> [Dataset extract]:
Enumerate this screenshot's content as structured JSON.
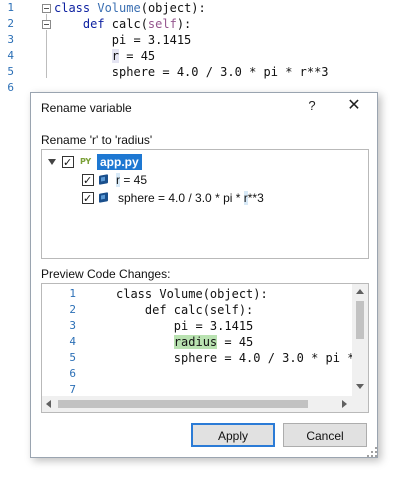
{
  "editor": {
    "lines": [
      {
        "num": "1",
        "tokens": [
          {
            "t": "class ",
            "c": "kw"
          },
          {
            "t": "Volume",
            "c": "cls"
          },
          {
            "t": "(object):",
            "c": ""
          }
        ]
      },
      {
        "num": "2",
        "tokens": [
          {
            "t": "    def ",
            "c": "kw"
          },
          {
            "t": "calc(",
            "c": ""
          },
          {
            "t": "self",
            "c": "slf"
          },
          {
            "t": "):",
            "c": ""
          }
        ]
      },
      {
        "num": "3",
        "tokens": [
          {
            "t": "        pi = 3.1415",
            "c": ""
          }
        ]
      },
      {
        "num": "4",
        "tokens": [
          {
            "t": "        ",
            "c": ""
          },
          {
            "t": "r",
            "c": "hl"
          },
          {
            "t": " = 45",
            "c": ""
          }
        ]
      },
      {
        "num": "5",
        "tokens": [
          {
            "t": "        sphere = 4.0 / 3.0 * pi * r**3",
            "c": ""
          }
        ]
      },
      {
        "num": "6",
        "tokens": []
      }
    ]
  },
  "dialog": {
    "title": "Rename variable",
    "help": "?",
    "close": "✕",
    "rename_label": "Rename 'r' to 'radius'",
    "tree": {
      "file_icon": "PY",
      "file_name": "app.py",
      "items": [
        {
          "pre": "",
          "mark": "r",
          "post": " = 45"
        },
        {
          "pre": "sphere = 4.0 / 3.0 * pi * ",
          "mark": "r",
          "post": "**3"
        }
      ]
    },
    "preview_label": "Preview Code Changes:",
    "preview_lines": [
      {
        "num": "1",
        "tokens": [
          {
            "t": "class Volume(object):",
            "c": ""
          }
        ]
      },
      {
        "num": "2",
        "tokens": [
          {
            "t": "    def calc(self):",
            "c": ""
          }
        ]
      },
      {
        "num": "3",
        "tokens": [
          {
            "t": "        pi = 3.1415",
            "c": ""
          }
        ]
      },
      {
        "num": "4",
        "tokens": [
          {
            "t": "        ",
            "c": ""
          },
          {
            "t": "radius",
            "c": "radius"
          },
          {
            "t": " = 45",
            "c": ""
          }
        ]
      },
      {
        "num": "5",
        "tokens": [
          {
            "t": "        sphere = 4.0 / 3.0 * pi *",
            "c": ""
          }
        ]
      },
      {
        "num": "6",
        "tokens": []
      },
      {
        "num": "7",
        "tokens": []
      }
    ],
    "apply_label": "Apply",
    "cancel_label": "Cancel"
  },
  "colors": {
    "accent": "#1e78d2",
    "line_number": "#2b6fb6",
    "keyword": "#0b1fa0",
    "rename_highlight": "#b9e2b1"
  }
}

...

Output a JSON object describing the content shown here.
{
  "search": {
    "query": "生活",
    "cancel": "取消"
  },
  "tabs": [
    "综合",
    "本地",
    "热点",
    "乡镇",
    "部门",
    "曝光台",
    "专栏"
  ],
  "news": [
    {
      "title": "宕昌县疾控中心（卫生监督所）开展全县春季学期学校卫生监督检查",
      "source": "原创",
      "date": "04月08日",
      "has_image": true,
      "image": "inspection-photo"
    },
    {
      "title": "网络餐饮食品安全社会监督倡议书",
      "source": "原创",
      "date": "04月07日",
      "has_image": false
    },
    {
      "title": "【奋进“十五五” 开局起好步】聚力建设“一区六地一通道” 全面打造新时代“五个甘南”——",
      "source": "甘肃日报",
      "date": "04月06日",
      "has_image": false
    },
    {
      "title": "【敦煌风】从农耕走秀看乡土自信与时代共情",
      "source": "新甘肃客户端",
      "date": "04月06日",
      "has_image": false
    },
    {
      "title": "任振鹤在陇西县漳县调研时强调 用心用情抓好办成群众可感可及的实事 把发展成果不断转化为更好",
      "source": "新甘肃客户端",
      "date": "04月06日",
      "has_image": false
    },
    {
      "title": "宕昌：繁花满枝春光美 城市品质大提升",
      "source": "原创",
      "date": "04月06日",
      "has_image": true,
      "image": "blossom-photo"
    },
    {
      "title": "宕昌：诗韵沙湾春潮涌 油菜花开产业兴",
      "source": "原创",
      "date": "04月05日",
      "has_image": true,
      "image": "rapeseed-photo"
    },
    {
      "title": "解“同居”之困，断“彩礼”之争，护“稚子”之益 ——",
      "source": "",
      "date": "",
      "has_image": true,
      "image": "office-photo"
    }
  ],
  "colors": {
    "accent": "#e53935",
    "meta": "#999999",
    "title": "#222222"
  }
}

---

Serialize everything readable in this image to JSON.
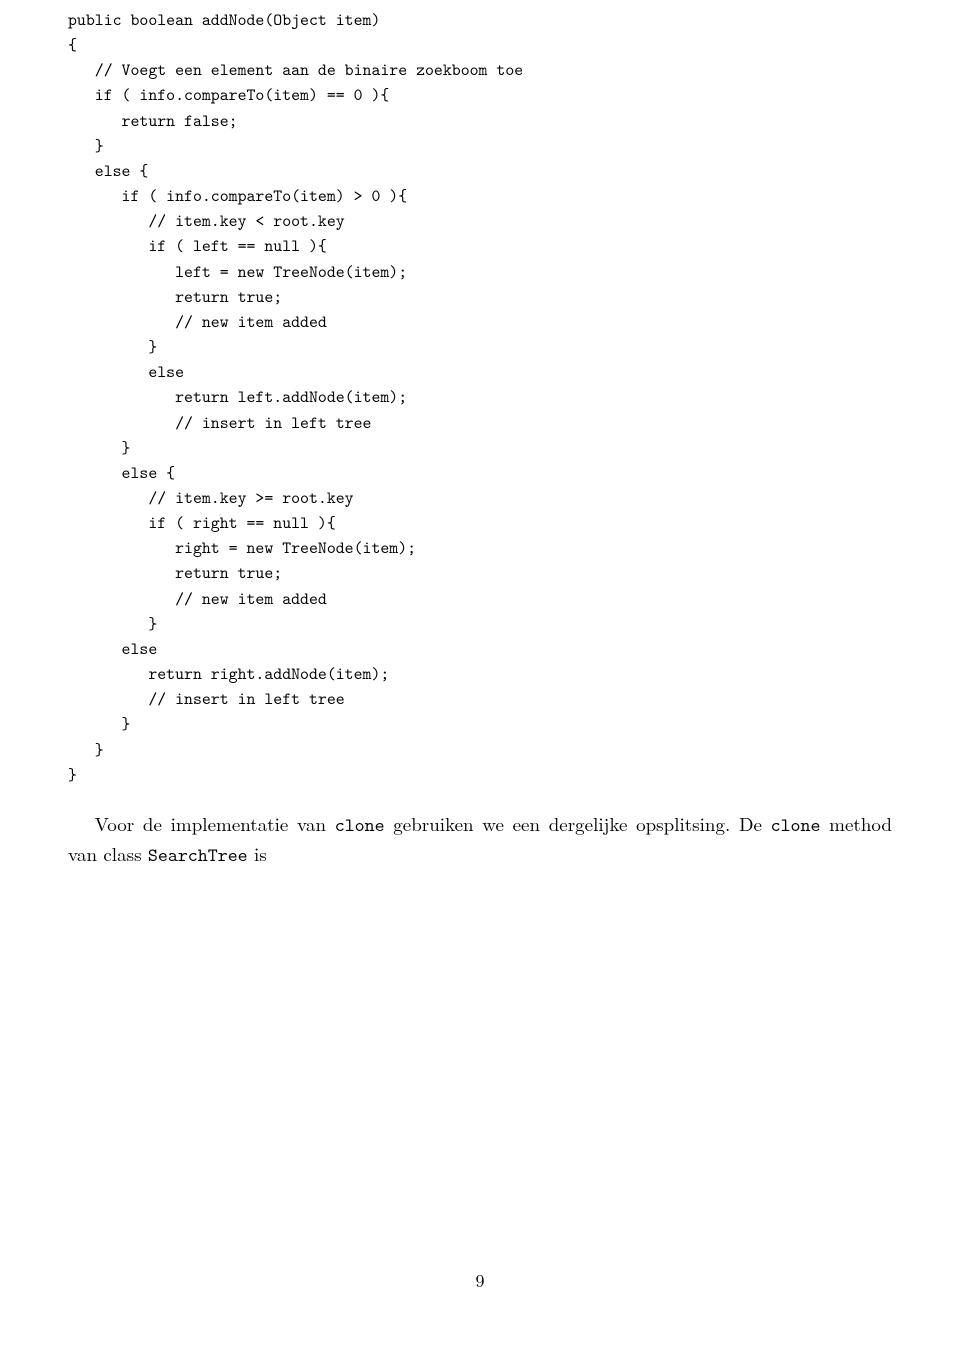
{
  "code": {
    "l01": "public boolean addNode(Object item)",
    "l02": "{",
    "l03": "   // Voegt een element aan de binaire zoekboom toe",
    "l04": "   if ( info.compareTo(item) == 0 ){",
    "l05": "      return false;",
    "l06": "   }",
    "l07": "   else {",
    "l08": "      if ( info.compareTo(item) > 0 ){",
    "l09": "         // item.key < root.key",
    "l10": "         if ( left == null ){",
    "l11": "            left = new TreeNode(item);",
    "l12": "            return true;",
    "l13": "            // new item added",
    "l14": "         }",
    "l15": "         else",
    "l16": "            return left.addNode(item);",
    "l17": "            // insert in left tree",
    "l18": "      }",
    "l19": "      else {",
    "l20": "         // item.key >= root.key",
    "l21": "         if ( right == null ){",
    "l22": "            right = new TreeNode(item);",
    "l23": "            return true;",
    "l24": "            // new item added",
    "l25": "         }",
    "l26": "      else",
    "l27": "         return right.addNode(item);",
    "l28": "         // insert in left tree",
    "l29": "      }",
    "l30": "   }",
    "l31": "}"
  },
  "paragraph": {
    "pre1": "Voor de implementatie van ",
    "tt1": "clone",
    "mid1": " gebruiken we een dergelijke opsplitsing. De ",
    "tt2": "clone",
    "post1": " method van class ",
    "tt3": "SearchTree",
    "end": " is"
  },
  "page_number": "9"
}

> [Task directions]: Look through the records and gather every line containing "info".

> [Output of the task]:
    "l04": "   if ( info.compareTo(item) == 0 ){",
    "l08": "      if ( info.compareTo(item) > 0 ){",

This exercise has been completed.